*WHAT THE TASK REQUIRES*. Sift the listing for lines that hold the string "Wavenumber" and pull them out.

*DATA SHOWN*.
** begin **
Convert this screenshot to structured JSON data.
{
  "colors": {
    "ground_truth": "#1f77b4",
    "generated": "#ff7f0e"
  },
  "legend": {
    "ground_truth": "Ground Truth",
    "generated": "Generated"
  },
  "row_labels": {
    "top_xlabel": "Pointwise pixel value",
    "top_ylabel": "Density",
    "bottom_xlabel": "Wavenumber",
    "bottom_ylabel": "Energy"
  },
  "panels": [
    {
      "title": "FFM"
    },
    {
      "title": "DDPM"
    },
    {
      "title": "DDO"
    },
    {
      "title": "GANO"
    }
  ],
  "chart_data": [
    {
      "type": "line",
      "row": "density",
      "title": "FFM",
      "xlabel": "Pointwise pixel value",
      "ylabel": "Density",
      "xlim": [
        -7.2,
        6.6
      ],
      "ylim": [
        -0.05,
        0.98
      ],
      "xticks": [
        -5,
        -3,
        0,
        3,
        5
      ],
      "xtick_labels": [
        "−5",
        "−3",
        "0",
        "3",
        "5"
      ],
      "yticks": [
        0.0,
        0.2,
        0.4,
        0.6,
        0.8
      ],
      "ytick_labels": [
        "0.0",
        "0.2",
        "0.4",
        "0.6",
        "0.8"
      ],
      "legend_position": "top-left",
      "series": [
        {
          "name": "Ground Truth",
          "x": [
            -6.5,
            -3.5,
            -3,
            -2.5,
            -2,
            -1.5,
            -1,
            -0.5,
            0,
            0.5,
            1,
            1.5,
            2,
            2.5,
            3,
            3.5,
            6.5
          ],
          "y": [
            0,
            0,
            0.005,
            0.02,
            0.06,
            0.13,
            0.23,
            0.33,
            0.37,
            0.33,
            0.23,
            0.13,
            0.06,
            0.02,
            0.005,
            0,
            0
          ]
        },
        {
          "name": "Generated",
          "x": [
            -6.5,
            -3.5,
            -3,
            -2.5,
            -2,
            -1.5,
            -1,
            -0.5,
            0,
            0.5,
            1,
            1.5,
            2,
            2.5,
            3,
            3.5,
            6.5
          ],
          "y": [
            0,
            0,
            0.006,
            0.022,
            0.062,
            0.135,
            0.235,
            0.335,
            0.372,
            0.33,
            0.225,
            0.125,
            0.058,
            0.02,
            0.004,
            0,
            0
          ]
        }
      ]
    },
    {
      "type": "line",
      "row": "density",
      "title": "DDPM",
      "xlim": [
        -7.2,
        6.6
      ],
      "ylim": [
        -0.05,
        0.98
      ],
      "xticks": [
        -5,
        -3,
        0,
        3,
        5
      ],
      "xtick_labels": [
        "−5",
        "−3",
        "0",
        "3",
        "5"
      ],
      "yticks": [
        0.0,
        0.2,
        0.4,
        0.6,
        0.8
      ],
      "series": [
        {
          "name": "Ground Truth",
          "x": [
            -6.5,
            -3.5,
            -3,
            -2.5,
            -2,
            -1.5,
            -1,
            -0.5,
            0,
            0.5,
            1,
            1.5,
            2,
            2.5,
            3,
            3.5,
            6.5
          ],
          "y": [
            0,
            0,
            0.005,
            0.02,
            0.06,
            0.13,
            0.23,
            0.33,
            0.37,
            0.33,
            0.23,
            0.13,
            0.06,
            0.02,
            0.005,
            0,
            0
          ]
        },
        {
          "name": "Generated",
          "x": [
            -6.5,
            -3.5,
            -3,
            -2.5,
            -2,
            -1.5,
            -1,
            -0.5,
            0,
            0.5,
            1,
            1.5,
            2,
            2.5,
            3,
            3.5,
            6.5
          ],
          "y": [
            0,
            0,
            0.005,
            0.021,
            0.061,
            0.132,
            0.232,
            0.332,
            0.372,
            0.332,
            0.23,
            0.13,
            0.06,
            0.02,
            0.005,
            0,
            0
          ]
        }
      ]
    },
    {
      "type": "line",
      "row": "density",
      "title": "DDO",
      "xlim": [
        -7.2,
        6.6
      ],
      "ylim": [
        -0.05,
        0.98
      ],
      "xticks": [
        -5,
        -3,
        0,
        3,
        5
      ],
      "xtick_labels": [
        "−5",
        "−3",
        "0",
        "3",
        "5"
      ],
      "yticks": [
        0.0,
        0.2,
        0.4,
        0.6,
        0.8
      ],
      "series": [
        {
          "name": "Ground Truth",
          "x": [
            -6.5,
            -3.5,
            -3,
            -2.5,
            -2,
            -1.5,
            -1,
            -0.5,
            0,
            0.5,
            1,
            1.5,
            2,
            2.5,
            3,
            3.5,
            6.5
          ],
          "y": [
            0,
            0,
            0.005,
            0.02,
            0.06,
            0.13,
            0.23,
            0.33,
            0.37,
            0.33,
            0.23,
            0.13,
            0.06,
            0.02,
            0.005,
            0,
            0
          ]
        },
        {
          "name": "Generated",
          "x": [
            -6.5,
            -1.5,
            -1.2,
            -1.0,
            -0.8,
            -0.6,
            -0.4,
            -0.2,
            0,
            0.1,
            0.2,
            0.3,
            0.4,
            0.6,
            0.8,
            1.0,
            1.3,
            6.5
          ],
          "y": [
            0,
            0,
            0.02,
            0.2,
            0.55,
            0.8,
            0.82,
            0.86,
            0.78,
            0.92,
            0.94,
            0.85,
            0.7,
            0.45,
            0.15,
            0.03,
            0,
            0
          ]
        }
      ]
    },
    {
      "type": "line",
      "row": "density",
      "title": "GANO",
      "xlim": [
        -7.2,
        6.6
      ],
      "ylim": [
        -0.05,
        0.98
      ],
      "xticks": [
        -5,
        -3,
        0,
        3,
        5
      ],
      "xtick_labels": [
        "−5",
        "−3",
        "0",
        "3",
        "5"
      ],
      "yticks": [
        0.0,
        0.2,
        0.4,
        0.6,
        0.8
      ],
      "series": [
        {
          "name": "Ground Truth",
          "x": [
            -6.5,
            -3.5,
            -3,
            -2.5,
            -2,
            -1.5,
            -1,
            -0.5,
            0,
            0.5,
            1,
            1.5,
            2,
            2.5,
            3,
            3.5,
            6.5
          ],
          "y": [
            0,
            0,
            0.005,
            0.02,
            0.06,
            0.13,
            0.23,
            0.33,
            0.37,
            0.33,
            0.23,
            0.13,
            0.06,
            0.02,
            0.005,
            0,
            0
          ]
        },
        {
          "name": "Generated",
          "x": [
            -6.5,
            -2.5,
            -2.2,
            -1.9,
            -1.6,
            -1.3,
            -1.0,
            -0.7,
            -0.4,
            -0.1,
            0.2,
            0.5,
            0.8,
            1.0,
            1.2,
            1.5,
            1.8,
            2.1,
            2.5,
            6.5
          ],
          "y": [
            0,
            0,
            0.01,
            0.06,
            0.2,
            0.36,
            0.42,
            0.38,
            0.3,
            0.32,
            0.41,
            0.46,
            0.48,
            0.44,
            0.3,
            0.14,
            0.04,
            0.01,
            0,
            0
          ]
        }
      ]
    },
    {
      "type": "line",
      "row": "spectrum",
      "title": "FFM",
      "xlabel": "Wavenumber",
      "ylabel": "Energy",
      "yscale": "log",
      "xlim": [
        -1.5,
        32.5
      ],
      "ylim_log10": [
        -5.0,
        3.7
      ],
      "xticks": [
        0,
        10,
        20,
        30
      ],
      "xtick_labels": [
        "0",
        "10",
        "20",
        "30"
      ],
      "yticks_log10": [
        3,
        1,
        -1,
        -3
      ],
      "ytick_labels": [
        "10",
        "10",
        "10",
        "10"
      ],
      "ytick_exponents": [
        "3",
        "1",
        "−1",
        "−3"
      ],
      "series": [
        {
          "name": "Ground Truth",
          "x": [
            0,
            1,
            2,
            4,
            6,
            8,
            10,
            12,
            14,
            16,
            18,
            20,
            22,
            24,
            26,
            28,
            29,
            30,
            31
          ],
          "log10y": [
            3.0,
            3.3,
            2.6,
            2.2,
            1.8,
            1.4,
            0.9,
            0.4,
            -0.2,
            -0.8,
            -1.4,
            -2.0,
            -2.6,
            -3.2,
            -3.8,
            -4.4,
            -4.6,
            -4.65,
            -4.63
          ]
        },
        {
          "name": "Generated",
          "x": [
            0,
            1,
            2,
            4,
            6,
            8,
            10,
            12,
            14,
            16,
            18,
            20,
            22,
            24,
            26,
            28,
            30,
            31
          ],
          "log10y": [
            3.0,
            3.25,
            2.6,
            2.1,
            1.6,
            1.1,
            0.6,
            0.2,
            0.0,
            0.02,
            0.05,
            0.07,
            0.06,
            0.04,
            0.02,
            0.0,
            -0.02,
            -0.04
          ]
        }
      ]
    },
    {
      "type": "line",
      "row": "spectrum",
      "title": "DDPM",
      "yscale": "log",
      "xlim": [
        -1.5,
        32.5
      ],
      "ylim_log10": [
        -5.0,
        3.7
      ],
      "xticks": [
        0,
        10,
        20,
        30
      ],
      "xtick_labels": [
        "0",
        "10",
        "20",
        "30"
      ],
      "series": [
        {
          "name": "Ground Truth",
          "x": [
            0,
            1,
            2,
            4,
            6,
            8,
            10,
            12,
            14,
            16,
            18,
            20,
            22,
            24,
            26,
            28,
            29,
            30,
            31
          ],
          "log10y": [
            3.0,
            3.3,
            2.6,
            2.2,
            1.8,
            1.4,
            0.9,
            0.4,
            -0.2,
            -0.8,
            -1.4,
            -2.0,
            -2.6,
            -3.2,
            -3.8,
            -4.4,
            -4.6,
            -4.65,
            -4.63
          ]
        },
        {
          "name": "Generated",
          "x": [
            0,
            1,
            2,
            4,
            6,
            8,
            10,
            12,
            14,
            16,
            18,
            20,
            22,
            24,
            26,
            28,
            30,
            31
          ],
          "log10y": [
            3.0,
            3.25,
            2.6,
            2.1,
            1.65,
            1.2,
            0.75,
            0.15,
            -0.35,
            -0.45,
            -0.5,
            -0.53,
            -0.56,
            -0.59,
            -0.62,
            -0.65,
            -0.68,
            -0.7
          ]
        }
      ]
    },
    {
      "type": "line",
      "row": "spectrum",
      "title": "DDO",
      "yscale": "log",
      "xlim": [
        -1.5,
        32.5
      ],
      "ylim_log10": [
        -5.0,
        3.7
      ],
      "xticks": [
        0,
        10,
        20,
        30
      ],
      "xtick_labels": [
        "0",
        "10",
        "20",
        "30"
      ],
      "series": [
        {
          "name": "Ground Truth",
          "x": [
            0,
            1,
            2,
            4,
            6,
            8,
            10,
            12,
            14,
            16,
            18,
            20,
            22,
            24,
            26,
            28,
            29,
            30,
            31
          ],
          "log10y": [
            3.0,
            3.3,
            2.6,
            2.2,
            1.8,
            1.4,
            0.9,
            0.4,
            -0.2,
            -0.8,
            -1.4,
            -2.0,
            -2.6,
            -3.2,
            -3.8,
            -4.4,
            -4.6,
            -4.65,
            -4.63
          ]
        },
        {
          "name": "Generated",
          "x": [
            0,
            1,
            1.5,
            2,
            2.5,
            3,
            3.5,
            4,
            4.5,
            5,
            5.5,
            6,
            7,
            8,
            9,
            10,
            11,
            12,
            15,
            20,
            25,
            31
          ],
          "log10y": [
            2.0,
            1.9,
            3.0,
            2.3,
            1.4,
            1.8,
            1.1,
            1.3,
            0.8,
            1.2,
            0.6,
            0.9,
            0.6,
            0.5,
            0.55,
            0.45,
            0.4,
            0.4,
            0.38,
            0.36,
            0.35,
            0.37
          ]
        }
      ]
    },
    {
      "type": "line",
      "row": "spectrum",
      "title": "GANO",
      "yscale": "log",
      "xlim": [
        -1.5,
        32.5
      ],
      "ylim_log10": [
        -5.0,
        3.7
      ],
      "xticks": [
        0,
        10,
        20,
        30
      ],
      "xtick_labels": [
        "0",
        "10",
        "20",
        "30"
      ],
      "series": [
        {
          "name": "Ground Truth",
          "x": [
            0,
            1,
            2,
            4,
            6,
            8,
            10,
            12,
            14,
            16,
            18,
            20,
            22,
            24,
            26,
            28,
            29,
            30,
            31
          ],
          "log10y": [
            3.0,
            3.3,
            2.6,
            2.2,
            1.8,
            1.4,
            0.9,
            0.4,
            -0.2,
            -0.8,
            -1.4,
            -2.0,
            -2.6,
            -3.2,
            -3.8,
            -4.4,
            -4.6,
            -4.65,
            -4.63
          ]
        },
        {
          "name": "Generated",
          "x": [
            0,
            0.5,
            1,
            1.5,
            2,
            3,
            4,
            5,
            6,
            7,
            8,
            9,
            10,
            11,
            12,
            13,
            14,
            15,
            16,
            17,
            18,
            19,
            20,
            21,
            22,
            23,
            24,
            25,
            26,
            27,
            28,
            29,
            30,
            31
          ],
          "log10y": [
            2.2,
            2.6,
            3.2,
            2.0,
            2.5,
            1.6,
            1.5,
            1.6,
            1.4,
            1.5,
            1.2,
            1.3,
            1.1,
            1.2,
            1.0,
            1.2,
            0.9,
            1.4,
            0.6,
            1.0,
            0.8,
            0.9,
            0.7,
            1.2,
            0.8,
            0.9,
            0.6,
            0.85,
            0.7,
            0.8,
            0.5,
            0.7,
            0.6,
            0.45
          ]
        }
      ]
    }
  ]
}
** end **
*RESULT OF THE EXERCISE*.
    "bottom_xlabel": "Wavenumber",
      "xlabel": "Wavenumber",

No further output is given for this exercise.